▶ [Raw records]:

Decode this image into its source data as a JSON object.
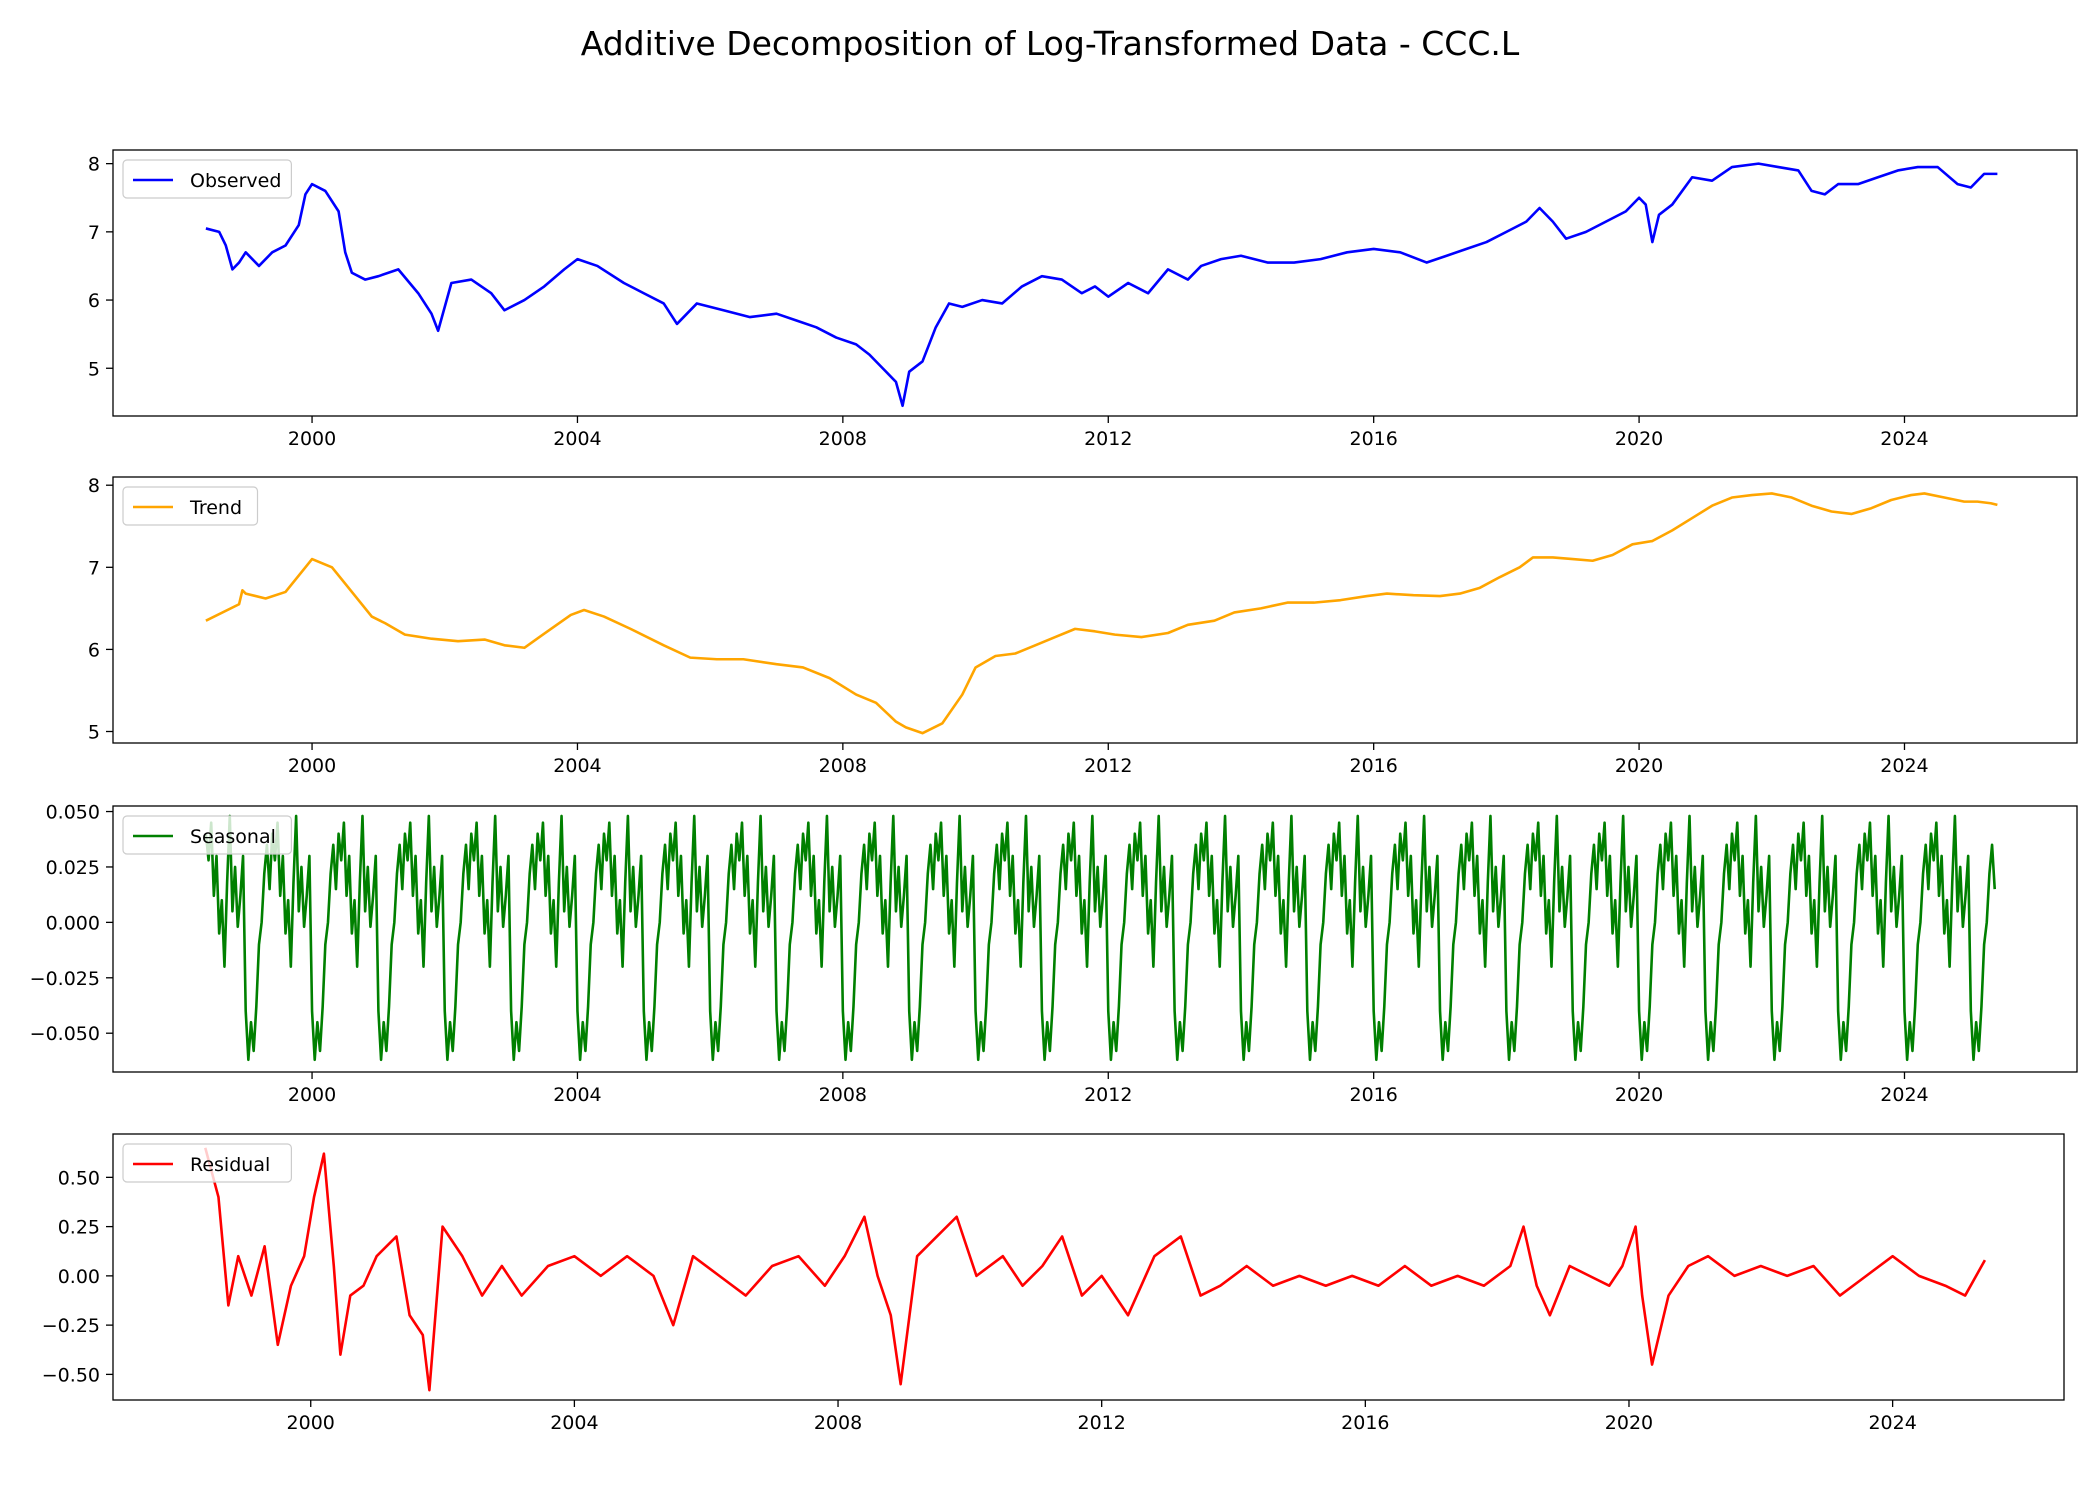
{
  "title": "Additive Decomposition of Log-Transformed Data - CCC.L",
  "chart_data": [
    {
      "type": "line",
      "legend": "upper-left",
      "grid": false,
      "xlim": [
        1997.0,
        2026.6
      ],
      "xticks": [
        "2000",
        "2004",
        "2008",
        "2012",
        "2016",
        "2020",
        "2024"
      ],
      "ylim": [
        4.3,
        8.2
      ],
      "yticks": [
        "5",
        "6",
        "7",
        "8"
      ],
      "series": [
        {
          "name": "Observed",
          "color": "#0000ff",
          "x": [
            1998.4,
            1998.6,
            1998.7,
            1998.8,
            1998.9,
            1999.0,
            1999.2,
            1999.4,
            1999.6,
            1999.8,
            1999.9,
            2000.0,
            2000.2,
            2000.4,
            2000.5,
            2000.6,
            2000.8,
            2001.0,
            2001.3,
            2001.6,
            2001.8,
            2001.9,
            2002.1,
            2002.4,
            2002.7,
            2002.9,
            2003.2,
            2003.5,
            2003.8,
            2004.0,
            2004.3,
            2004.7,
            2005.0,
            2005.3,
            2005.5,
            2005.8,
            2006.2,
            2006.6,
            2007.0,
            2007.3,
            2007.6,
            2007.9,
            2008.2,
            2008.4,
            2008.6,
            2008.8,
            2008.9,
            2009.0,
            2009.2,
            2009.4,
            2009.6,
            2009.8,
            2010.1,
            2010.4,
            2010.7,
            2011.0,
            2011.3,
            2011.6,
            2011.8,
            2012.0,
            2012.3,
            2012.6,
            2012.9,
            2013.2,
            2013.4,
            2013.7,
            2014.0,
            2014.4,
            2014.8,
            2015.2,
            2015.6,
            2016.0,
            2016.4,
            2016.8,
            2017.1,
            2017.4,
            2017.7,
            2018.0,
            2018.3,
            2018.5,
            2018.7,
            2018.9,
            2019.2,
            2019.5,
            2019.8,
            2020.0,
            2020.1,
            2020.2,
            2020.3,
            2020.5,
            2020.8,
            2021.1,
            2021.4,
            2021.8,
            2022.1,
            2022.4,
            2022.6,
            2022.8,
            2023.0,
            2023.3,
            2023.6,
            2023.9,
            2024.2,
            2024.5,
            2024.8,
            2025.0,
            2025.2,
            2025.4
          ],
          "y": [
            7.05,
            7.0,
            6.8,
            6.45,
            6.55,
            6.7,
            6.5,
            6.7,
            6.8,
            7.1,
            7.55,
            7.7,
            7.6,
            7.3,
            6.7,
            6.4,
            6.3,
            6.35,
            6.45,
            6.1,
            5.8,
            5.55,
            6.25,
            6.3,
            6.1,
            5.85,
            6.0,
            6.2,
            6.45,
            6.6,
            6.5,
            6.25,
            6.1,
            5.95,
            5.65,
            5.95,
            5.85,
            5.75,
            5.8,
            5.7,
            5.6,
            5.45,
            5.35,
            5.2,
            5.0,
            4.8,
            4.45,
            4.95,
            5.1,
            5.6,
            5.95,
            5.9,
            6.0,
            5.95,
            6.2,
            6.35,
            6.3,
            6.1,
            6.2,
            6.05,
            6.25,
            6.1,
            6.45,
            6.3,
            6.5,
            6.6,
            6.65,
            6.55,
            6.55,
            6.6,
            6.7,
            6.75,
            6.7,
            6.55,
            6.65,
            6.75,
            6.85,
            7.0,
            7.15,
            7.35,
            7.15,
            6.9,
            7.0,
            7.15,
            7.3,
            7.5,
            7.4,
            6.85,
            7.25,
            7.4,
            7.8,
            7.75,
            7.95,
            8.0,
            7.95,
            7.9,
            7.6,
            7.55,
            7.7,
            7.7,
            7.8,
            7.9,
            7.95,
            7.95,
            7.7,
            7.65,
            7.85,
            7.85
          ]
        }
      ]
    },
    {
      "type": "line",
      "legend": "upper-left",
      "grid": false,
      "xlim": [
        1997.0,
        2026.6
      ],
      "xticks": [
        "2000",
        "2004",
        "2008",
        "2012",
        "2016",
        "2020",
        "2024"
      ],
      "ylim": [
        4.86,
        8.1
      ],
      "yticks": [
        "5",
        "6",
        "7",
        "8"
      ],
      "series": [
        {
          "name": "Trend",
          "color": "#ffa500",
          "x": [
            1998.4,
            1998.9,
            1998.95,
            1999.0,
            1999.3,
            1999.6,
            1999.9,
            2000.0,
            2000.3,
            2000.5,
            2000.9,
            2001.1,
            2001.4,
            2001.8,
            2002.2,
            2002.6,
            2002.9,
            2003.2,
            2003.6,
            2003.9,
            2004.1,
            2004.4,
            2004.8,
            2005.3,
            2005.7,
            2006.1,
            2006.5,
            2007.0,
            2007.4,
            2007.8,
            2008.2,
            2008.5,
            2008.8,
            2008.95,
            2009.2,
            2009.5,
            2009.8,
            2010.0,
            2010.3,
            2010.6,
            2010.9,
            2011.2,
            2011.5,
            2011.8,
            2012.1,
            2012.5,
            2012.9,
            2013.2,
            2013.6,
            2013.9,
            2014.3,
            2014.7,
            2015.1,
            2015.5,
            2015.9,
            2016.2,
            2016.6,
            2017.0,
            2017.3,
            2017.6,
            2017.9,
            2018.2,
            2018.4,
            2018.7,
            2019.0,
            2019.3,
            2019.6,
            2019.9,
            2020.2,
            2020.5,
            2020.8,
            2021.1,
            2021.4,
            2021.7,
            2022.0,
            2022.3,
            2022.6,
            2022.9,
            2023.2,
            2023.5,
            2023.8,
            2024.1,
            2024.3,
            2024.6,
            2024.9,
            2025.1,
            2025.3,
            2025.4
          ],
          "y": [
            6.35,
            6.55,
            6.72,
            6.68,
            6.62,
            6.7,
            7.0,
            7.1,
            7.0,
            6.8,
            6.4,
            6.32,
            6.18,
            6.13,
            6.1,
            6.12,
            6.05,
            6.02,
            6.25,
            6.42,
            6.48,
            6.4,
            6.25,
            6.05,
            5.9,
            5.88,
            5.88,
            5.82,
            5.78,
            5.65,
            5.45,
            5.35,
            5.12,
            5.05,
            4.98,
            5.1,
            5.45,
            5.78,
            5.92,
            5.95,
            6.05,
            6.15,
            6.25,
            6.22,
            6.18,
            6.15,
            6.2,
            6.3,
            6.35,
            6.45,
            6.5,
            6.57,
            6.57,
            6.6,
            6.65,
            6.68,
            6.66,
            6.65,
            6.68,
            6.75,
            6.88,
            7.0,
            7.12,
            7.12,
            7.1,
            7.08,
            7.15,
            7.28,
            7.32,
            7.45,
            7.6,
            7.75,
            7.85,
            7.88,
            7.9,
            7.85,
            7.75,
            7.68,
            7.65,
            7.72,
            7.82,
            7.88,
            7.9,
            7.85,
            7.8,
            7.8,
            7.78,
            7.76
          ]
        }
      ]
    },
    {
      "type": "line",
      "legend": "upper-left",
      "grid": false,
      "xlim": [
        1997.0,
        2026.6
      ],
      "xticks": [
        "2000",
        "2004",
        "2008",
        "2012",
        "2016",
        "2020",
        "2024"
      ],
      "ylim": [
        -0.0675,
        0.0525
      ],
      "yticks": [
        "0.050",
        "0.025",
        "0.000",
        "−0.025",
        "−0.050"
      ],
      "period": 1.0,
      "x_start": 1998.4,
      "x_end": 2025.4,
      "series": [
        {
          "name": "Seasonal",
          "color": "#008000",
          "cycle_phase": [
            0.0,
            0.04,
            0.08,
            0.12,
            0.16,
            0.2,
            0.24,
            0.28,
            0.32,
            0.36,
            0.4,
            0.44,
            0.48,
            0.52,
            0.56,
            0.6,
            0.64,
            0.68,
            0.72,
            0.76,
            0.8,
            0.84,
            0.88,
            0.92,
            0.96
          ],
          "cycle_values": [
            0.04,
            0.028,
            0.045,
            0.012,
            0.03,
            -0.005,
            0.01,
            -0.02,
            0.018,
            0.048,
            0.005,
            0.025,
            -0.002,
            0.012,
            0.03,
            -0.04,
            -0.062,
            -0.045,
            -0.058,
            -0.038,
            -0.01,
            0.0,
            0.022,
            0.035,
            0.015
          ]
        }
      ]
    },
    {
      "type": "line",
      "legend": "upper-left",
      "grid": false,
      "xlim": [
        1997.0,
        2026.6
      ],
      "xticks": [
        "2000",
        "2004",
        "2008",
        "2012",
        "2016",
        "2020",
        "2024"
      ],
      "ylim": [
        -0.63,
        0.72
      ],
      "yticks": [
        "0.50",
        "0.25",
        "0.00",
        "−0.25",
        "−0.50"
      ],
      "series": [
        {
          "name": "Residual",
          "color": "#ff0000",
          "x": [
            1998.4,
            1998.6,
            1998.75,
            1998.9,
            1999.1,
            1999.3,
            1999.5,
            1999.7,
            1999.9,
            2000.05,
            2000.2,
            2000.35,
            2000.45,
            2000.6,
            2000.8,
            2001.0,
            2001.3,
            2001.5,
            2001.7,
            2001.8,
            2002.0,
            2002.3,
            2002.6,
            2002.9,
            2003.2,
            2003.6,
            2004.0,
            2004.4,
            2004.8,
            2005.2,
            2005.5,
            2005.8,
            2006.2,
            2006.6,
            2007.0,
            2007.4,
            2007.8,
            2008.1,
            2008.4,
            2008.6,
            2008.8,
            2008.95,
            2009.2,
            2009.5,
            2009.8,
            2010.1,
            2010.5,
            2010.8,
            2011.1,
            2011.4,
            2011.7,
            2012.0,
            2012.4,
            2012.8,
            2013.2,
            2013.5,
            2013.8,
            2014.2,
            2014.6,
            2015.0,
            2015.4,
            2015.8,
            2016.2,
            2016.6,
            2017.0,
            2017.4,
            2017.8,
            2018.2,
            2018.4,
            2018.6,
            2018.8,
            2019.1,
            2019.4,
            2019.7,
            2019.9,
            2020.1,
            2020.2,
            2020.35,
            2020.6,
            2020.9,
            2021.2,
            2021.6,
            2022.0,
            2022.4,
            2022.8,
            2023.2,
            2023.6,
            2024.0,
            2024.4,
            2024.8,
            2025.1,
            2025.4
          ],
          "y": [
            0.65,
            0.4,
            -0.15,
            0.1,
            -0.1,
            0.15,
            -0.35,
            -0.05,
            0.1,
            0.4,
            0.62,
            0.05,
            -0.4,
            -0.1,
            -0.05,
            0.1,
            0.2,
            -0.2,
            -0.3,
            -0.58,
            0.25,
            0.1,
            -0.1,
            0.05,
            -0.1,
            0.05,
            0.1,
            0.0,
            0.1,
            0.0,
            -0.25,
            0.1,
            0.0,
            -0.1,
            0.05,
            0.1,
            -0.05,
            0.1,
            0.3,
            0.0,
            -0.2,
            -0.55,
            0.1,
            0.2,
            0.3,
            0.0,
            0.1,
            -0.05,
            0.05,
            0.2,
            -0.1,
            0.0,
            -0.2,
            0.1,
            0.2,
            -0.1,
            -0.05,
            0.05,
            -0.05,
            0.0,
            -0.05,
            0.0,
            -0.05,
            0.05,
            -0.05,
            0.0,
            -0.05,
            0.05,
            0.25,
            -0.05,
            -0.2,
            0.05,
            0.0,
            -0.05,
            0.05,
            0.25,
            -0.1,
            -0.45,
            -0.1,
            0.05,
            0.1,
            0.0,
            0.05,
            0.0,
            0.05,
            -0.1,
            0.0,
            0.1,
            0.0,
            -0.05,
            -0.1,
            0.08
          ]
        }
      ]
    }
  ]
}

▶ [Stated exercise]: Locate all lines that include the word "name" and copy them out.

▶ [Finished task]:
          "name": "Observed",
          "name": "Trend",
          "name": "Seasonal",
          "name": "Residual",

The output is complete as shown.